- Exercise details -
Write out the records again, exactly, leaving none out.

- Available records -
++++++++++++++++++++
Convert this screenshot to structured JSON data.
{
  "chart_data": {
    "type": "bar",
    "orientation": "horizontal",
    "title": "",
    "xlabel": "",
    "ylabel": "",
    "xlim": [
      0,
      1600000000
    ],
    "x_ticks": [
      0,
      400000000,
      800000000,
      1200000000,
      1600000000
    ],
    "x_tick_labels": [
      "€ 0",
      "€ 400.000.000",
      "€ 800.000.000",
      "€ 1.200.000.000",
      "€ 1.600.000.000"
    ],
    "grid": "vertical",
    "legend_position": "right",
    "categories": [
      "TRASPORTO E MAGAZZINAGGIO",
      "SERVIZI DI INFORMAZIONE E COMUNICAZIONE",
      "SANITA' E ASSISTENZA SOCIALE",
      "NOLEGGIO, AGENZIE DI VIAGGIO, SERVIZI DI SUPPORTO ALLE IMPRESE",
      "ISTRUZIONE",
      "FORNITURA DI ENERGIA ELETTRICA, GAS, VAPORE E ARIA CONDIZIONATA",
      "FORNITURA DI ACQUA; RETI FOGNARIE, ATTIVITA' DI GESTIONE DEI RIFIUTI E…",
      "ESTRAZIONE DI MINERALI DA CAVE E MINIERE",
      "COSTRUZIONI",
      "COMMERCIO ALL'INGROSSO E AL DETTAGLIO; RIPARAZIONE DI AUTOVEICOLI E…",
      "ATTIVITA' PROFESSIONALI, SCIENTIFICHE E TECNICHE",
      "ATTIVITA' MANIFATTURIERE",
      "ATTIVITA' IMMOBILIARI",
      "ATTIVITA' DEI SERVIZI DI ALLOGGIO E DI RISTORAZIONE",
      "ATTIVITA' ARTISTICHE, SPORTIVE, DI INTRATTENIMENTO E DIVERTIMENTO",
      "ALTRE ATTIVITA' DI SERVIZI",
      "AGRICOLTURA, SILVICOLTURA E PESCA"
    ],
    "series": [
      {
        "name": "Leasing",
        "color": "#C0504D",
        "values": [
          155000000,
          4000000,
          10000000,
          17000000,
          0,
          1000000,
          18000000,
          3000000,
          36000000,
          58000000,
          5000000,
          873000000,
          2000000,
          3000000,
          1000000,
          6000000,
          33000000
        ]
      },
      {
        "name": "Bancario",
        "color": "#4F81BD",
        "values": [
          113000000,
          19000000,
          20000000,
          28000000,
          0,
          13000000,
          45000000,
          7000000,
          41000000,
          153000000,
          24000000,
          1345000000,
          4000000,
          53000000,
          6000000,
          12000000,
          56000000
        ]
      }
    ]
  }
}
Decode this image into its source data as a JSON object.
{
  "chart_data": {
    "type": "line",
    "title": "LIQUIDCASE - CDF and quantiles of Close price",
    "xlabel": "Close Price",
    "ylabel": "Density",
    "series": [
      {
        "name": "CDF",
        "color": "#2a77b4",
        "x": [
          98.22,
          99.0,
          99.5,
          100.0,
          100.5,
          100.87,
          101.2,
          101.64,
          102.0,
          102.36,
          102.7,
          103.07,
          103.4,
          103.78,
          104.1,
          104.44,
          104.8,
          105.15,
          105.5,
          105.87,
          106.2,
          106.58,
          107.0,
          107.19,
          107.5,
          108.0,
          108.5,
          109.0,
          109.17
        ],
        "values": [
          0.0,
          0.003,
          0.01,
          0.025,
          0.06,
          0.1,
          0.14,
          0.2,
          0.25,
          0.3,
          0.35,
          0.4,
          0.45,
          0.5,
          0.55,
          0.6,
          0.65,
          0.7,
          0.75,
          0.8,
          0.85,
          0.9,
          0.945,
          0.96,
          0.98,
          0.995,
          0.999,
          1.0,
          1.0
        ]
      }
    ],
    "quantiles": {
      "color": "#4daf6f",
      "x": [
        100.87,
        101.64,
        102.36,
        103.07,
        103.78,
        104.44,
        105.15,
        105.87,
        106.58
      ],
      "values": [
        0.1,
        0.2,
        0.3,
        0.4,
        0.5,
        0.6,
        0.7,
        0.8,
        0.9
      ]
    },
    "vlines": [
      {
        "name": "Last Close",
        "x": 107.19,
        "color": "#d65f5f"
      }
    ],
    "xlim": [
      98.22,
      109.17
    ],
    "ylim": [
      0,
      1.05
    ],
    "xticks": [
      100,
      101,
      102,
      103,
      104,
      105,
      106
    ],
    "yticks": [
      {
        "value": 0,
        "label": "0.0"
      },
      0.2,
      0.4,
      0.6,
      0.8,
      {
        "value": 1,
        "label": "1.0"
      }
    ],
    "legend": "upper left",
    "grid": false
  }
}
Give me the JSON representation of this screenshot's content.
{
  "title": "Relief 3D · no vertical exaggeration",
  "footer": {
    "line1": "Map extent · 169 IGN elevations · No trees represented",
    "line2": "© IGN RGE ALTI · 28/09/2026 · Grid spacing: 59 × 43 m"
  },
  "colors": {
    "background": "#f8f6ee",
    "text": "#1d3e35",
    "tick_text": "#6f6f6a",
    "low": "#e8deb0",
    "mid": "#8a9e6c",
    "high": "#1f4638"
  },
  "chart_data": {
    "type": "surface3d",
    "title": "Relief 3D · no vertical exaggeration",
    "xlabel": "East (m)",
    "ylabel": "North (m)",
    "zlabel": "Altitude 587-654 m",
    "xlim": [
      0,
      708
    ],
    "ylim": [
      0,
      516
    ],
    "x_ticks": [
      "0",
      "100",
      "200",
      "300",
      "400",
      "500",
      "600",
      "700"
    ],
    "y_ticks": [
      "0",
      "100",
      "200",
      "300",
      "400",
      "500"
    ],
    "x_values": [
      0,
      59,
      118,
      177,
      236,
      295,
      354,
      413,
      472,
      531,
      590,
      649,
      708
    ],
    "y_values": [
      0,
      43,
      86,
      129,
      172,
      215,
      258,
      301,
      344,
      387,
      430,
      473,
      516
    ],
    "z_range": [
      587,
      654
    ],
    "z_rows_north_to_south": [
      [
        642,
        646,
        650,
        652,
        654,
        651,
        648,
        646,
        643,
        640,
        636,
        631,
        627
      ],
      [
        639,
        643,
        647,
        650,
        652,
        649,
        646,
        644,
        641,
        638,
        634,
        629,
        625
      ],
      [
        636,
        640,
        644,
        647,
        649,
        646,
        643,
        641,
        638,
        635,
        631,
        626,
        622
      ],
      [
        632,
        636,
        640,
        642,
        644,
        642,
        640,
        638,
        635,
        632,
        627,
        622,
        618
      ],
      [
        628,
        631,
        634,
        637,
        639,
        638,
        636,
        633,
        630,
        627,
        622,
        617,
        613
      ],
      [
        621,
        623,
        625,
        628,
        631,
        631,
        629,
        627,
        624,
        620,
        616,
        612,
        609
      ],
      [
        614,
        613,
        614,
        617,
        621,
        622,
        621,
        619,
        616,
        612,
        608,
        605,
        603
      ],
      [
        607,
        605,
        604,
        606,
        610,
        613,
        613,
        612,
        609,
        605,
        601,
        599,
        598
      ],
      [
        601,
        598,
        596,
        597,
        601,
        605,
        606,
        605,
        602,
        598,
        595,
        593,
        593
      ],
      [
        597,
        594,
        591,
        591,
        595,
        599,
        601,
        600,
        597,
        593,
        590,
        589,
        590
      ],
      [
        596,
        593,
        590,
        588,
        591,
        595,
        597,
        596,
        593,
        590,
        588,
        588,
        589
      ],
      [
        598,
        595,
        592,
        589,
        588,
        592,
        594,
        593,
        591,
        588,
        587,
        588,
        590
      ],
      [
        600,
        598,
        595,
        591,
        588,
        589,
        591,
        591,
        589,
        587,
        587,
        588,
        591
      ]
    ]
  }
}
++++++++++++++++++++
- Answer to the exercise -
Convert this screenshot to structured JSON data.
{
  "chart_data": {
    "type": "bar",
    "orientation": "horizontal",
    "title": "",
    "xlabel": "",
    "ylabel": "",
    "xlim": [
      0,
      1600000000
    ],
    "x_ticks": [
      0,
      400000000,
      800000000,
      1200000000,
      1600000000
    ],
    "x_tick_labels": [
      "€ 0",
      "€ 400.000.000",
      "€ 800.000.000",
      "€ 1.200.000.000",
      "€ 1.600.000.000"
    ],
    "grid": "vertical",
    "legend_position": "right",
    "categories": [
      "TRASPORTO E MAGAZZINAGGIO",
      "SERVIZI DI INFORMAZIONE E COMUNICAZIONE",
      "SANITA' E ASSISTENZA SOCIALE",
      "NOLEGGIO, AGENZIE DI VIAGGIO, SERVIZI DI SUPPORTO ALLE IMPRESE",
      "ISTRUZIONE",
      "FORNITURA DI ENERGIA ELETTRICA, GAS, VAPORE E ARIA CONDIZIONATA",
      "FORNITURA DI ACQUA; RETI FOGNARIE, ATTIVITA' DI GESTIONE DEI RIFIUTI E…",
      "ESTRAZIONE DI MINERALI DA CAVE E MINIERE",
      "COSTRUZIONI",
      "COMMERCIO ALL'INGROSSO E AL DETTAGLIO; RIPARAZIONE DI AUTOVEICOLI E…",
      "ATTIVITA' PROFESSIONALI, SCIENTIFICHE E TECNICHE",
      "ATTIVITA' MANIFATTURIERE",
      "ATTIVITA' IMMOBILIARI",
      "ATTIVITA' DEI SERVIZI DI ALLOGGIO E DI RISTORAZIONE",
      "ATTIVITA' ARTISTICHE, SPORTIVE, DI INTRATTENIMENTO E DIVERTIMENTO",
      "ALTRE ATTIVITA' DI SERVIZI",
      "AGRICOLTURA, SILVICOLTURA E PESCA"
    ],
    "series": [
      {
        "name": "Leasing",
        "color": "#C0504D",
        "values": [
          155000000,
          4000000,
          10000000,
          17000000,
          0,
          1000000,
          18000000,
          3000000,
          36000000,
          58000000,
          5000000,
          873000000,
          2000000,
          3000000,
          1000000,
          6000000,
          33000000
        ]
      },
      {
        "name": "Bancario",
        "color": "#4F81BD",
        "values": [
          113000000,
          19000000,
          20000000,
          28000000,
          0,
          13000000,
          45000000,
          7000000,
          41000000,
          153000000,
          24000000,
          1345000000,
          4000000,
          53000000,
          6000000,
          12000000,
          56000000
        ]
      }
    ]
  }
}
Decode this image into its source data as a JSON object.
{
  "chart_data": {
    "type": "line",
    "title": "LIQUIDCASE - CDF and quantiles of Close price",
    "xlabel": "Close Price",
    "ylabel": "Density",
    "series": [
      {
        "name": "CDF",
        "color": "#2a77b4",
        "x": [
          98.22,
          99.0,
          99.5,
          100.0,
          100.5,
          100.87,
          101.2,
          101.64,
          102.0,
          102.36,
          102.7,
          103.07,
          103.4,
          103.78,
          104.1,
          104.44,
          104.8,
          105.15,
          105.5,
          105.87,
          106.2,
          106.58,
          107.0,
          107.19,
          107.5,
          108.0,
          108.5,
          109.0,
          109.17
        ],
        "values": [
          0.0,
          0.003,
          0.01,
          0.025,
          0.06,
          0.1,
          0.14,
          0.2,
          0.25,
          0.3,
          0.35,
          0.4,
          0.45,
          0.5,
          0.55,
          0.6,
          0.65,
          0.7,
          0.75,
          0.8,
          0.85,
          0.9,
          0.945,
          0.96,
          0.98,
          0.995,
          0.999,
          1.0,
          1.0
        ]
      }
    ],
    "quantiles": {
      "color": "#4daf6f",
      "x": [
        100.87,
        101.64,
        102.36,
        103.07,
        103.78,
        104.44,
        105.15,
        105.87,
        106.58
      ],
      "values": [
        0.1,
        0.2,
        0.3,
        0.4,
        0.5,
        0.6,
        0.7,
        0.8,
        0.9
      ]
    },
    "vlines": [
      {
        "name": "Last Close",
        "x": 107.19,
        "color": "#d65f5f"
      }
    ],
    "xlim": [
      98.22,
      109.17
    ],
    "ylim": [
      0,
      1.05
    ],
    "xticks": [
      100,
      101,
      102,
      103,
      104,
      105,
      106
    ],
    "yticks": [
      {
        "value": 0,
        "label": "0.0"
      },
      0.2,
      0.4,
      0.6,
      0.8,
      {
        "value": 1,
        "label": "1.0"
      }
    ],
    "legend": "upper left",
    "grid": false
  }
}
Give me the JSON representation of this screenshot's content.
{
  "title": "Relief 3D · no vertical exaggeration",
  "footer": {
    "line1": "Map extent · 169 IGN elevations · No trees represented",
    "line2": "© IGN RGE ALTI · 28/09/2026 · Grid spacing: 59 × 43 m"
  },
  "colors": {
    "background": "#f8f6ee",
    "text": "#1d3e35",
    "tick_text": "#6f6f6a",
    "low": "#e8deb0",
    "mid": "#8a9e6c",
    "high": "#1f4638"
  },
  "chart_data": {
    "type": "surface3d",
    "title": "Relief 3D · no vertical exaggeration",
    "xlabel": "East (m)",
    "ylabel": "North (m)",
    "zlabel": "Altitude 587-654 m",
    "xlim": [
      0,
      708
    ],
    "ylim": [
      0,
      516
    ],
    "x_ticks": [
      "0",
      "100",
      "200",
      "300",
      "400",
      "500",
      "600",
      "700"
    ],
    "y_ticks": [
      "0",
      "100",
      "200",
      "300",
      "400",
      "500"
    ],
    "x_values": [
      0,
      59,
      118,
      177,
      236,
      295,
      354,
      413,
      472,
      531,
      590,
      649,
      708
    ],
    "y_values": [
      0,
      43,
      86,
      129,
      172,
      215,
      258,
      301,
      344,
      387,
      430,
      473,
      516
    ],
    "z_range": [
      587,
      654
    ],
    "z_rows_north_to_south": [
      [
        642,
        646,
        650,
        652,
        654,
        651,
        648,
        646,
        643,
        640,
        636,
        631,
        627
      ],
      [
        639,
        643,
        647,
        650,
        652,
        649,
        646,
        644,
        641,
        638,
        634,
        629,
        625
      ],
      [
        636,
        640,
        644,
        647,
        649,
        646,
        643,
        641,
        638,
        635,
        631,
        626,
        622
      ],
      [
        632,
        636,
        640,
        642,
        644,
        642,
        640,
        638,
        635,
        632,
        627,
        622,
        618
      ],
      [
        628,
        631,
        634,
        637,
        639,
        638,
        636,
        633,
        630,
        627,
        622,
        617,
        613
      ],
      [
        621,
        623,
        625,
        628,
        631,
        631,
        629,
        627,
        624,
        620,
        616,
        612,
        609
      ],
      [
        614,
        613,
        614,
        617,
        621,
        622,
        621,
        619,
        616,
        612,
        608,
        605,
        603
      ],
      [
        607,
        605,
        604,
        606,
        610,
        613,
        613,
        612,
        609,
        605,
        601,
        599,
        598
      ],
      [
        601,
        598,
        596,
        597,
        601,
        605,
        606,
        605,
        602,
        598,
        595,
        593,
        593
      ],
      [
        597,
        594,
        591,
        591,
        595,
        599,
        601,
        600,
        597,
        593,
        590,
        589,
        590
      ],
      [
        596,
        593,
        590,
        588,
        591,
        595,
        597,
        596,
        593,
        590,
        588,
        588,
        589
      ],
      [
        598,
        595,
        592,
        589,
        588,
        592,
        594,
        593,
        591,
        588,
        587,
        588,
        590
      ],
      [
        600,
        598,
        595,
        591,
        588,
        589,
        591,
        591,
        589,
        587,
        587,
        588,
        591
      ]
    ]
  }
}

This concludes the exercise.